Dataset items
################

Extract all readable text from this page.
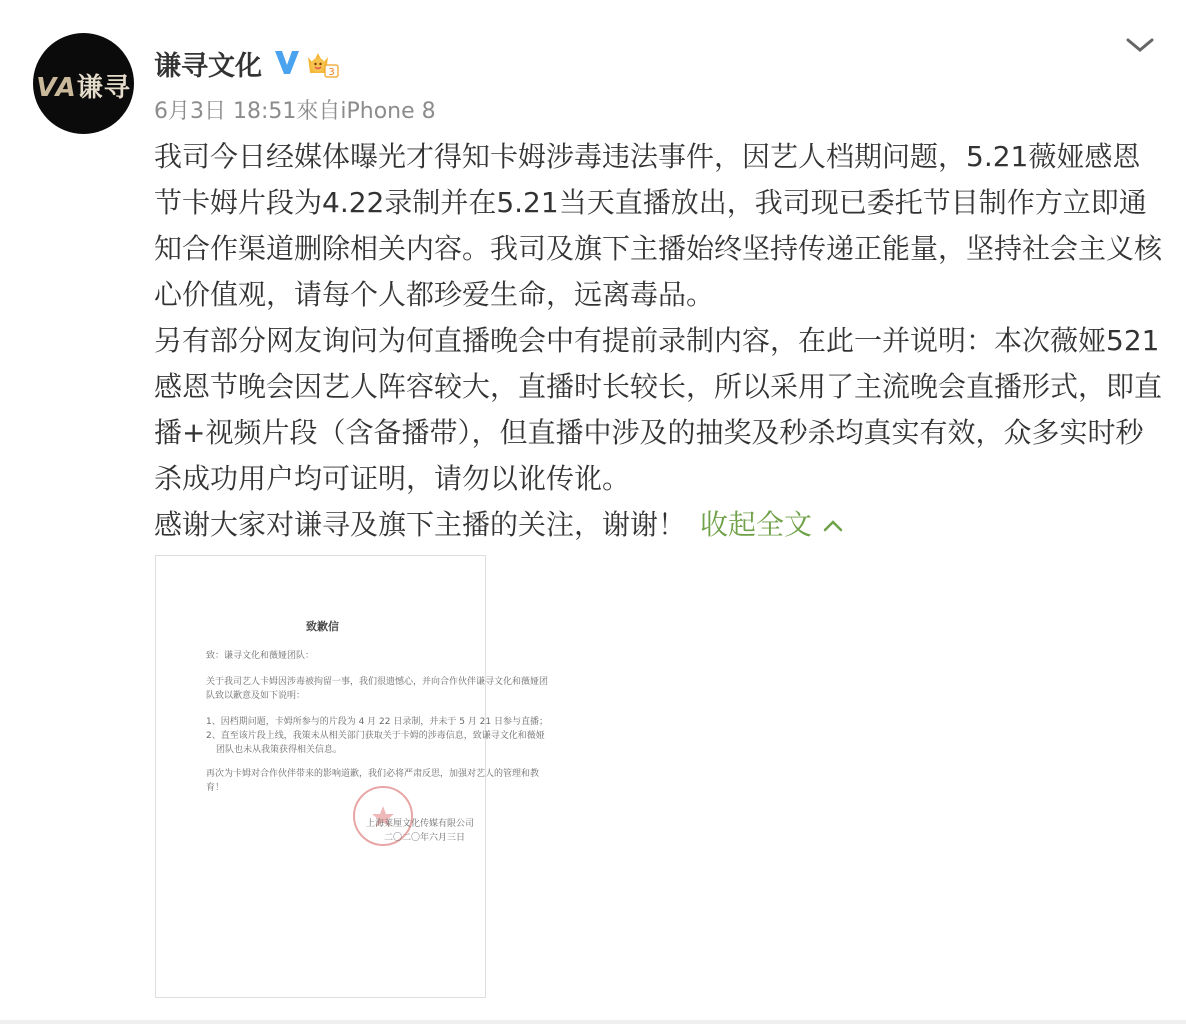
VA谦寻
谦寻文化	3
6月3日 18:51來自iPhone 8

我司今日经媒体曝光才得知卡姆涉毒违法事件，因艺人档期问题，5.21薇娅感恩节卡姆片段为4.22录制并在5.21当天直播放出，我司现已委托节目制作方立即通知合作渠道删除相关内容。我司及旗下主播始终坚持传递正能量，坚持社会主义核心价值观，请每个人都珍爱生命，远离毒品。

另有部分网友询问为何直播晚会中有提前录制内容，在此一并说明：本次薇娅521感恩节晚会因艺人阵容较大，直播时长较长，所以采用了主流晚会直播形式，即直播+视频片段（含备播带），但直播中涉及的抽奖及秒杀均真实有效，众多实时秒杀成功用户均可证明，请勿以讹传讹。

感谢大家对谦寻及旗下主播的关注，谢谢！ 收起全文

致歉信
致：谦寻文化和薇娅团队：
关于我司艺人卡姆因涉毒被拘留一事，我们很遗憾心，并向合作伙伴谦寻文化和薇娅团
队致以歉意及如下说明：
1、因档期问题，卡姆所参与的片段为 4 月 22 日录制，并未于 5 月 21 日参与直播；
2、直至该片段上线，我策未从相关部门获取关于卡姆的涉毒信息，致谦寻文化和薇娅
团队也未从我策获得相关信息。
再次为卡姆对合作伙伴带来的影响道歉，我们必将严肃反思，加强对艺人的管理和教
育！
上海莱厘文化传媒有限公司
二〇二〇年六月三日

################

[Exercise details]
Leave out the pictures and return every record word for word.

[Written response]
Extract all readable text from this page.
VA谦寻
谦寻文化	3
6月3日 18:51來自iPhone 8

我司今日经媒体曝光才得知卡姆涉毒违法事件，因艺人档期问题，5.21薇娅感恩节卡姆片段为4.22录制并在5.21当天直播放出，我司现已委托节目制作方立即通知合作渠道删除相关内容。我司及旗下主播始终坚持传递正能量，坚持社会主义核心价值观，请每个人都珍爱生命，远离毒品。

另有部分网友询问为何直播晚会中有提前录制内容，在此一并说明：本次薇娅521感恩节晚会因艺人阵容较大，直播时长较长，所以采用了主流晚会直播形式，即直播+视频片段（含备播带），但直播中涉及的抽奖及秒杀均真实有效，众多实时秒杀成功用户均可证明，请勿以讹传讹。

感谢大家对谦寻及旗下主播的关注，谢谢！ 收起全文

致歉信
致：谦寻文化和薇娅团队：
关于我司艺人卡姆因涉毒被拘留一事，我们很遗憾心，并向合作伙伴谦寻文化和薇娅团
队致以歉意及如下说明：
1、因档期问题，卡姆所参与的片段为 4 月 22 日录制，并未于 5 月 21 日参与直播；
2、直至该片段上线，我策未从相关部门获取关于卡姆的涉毒信息，致谦寻文化和薇娅
团队也未从我策获得相关信息。
再次为卡姆对合作伙伴带来的影响道歉，我们必将严肃反思，加强对艺人的管理和教
育！
上海莱厘文化传媒有限公司
二〇二〇年六月三日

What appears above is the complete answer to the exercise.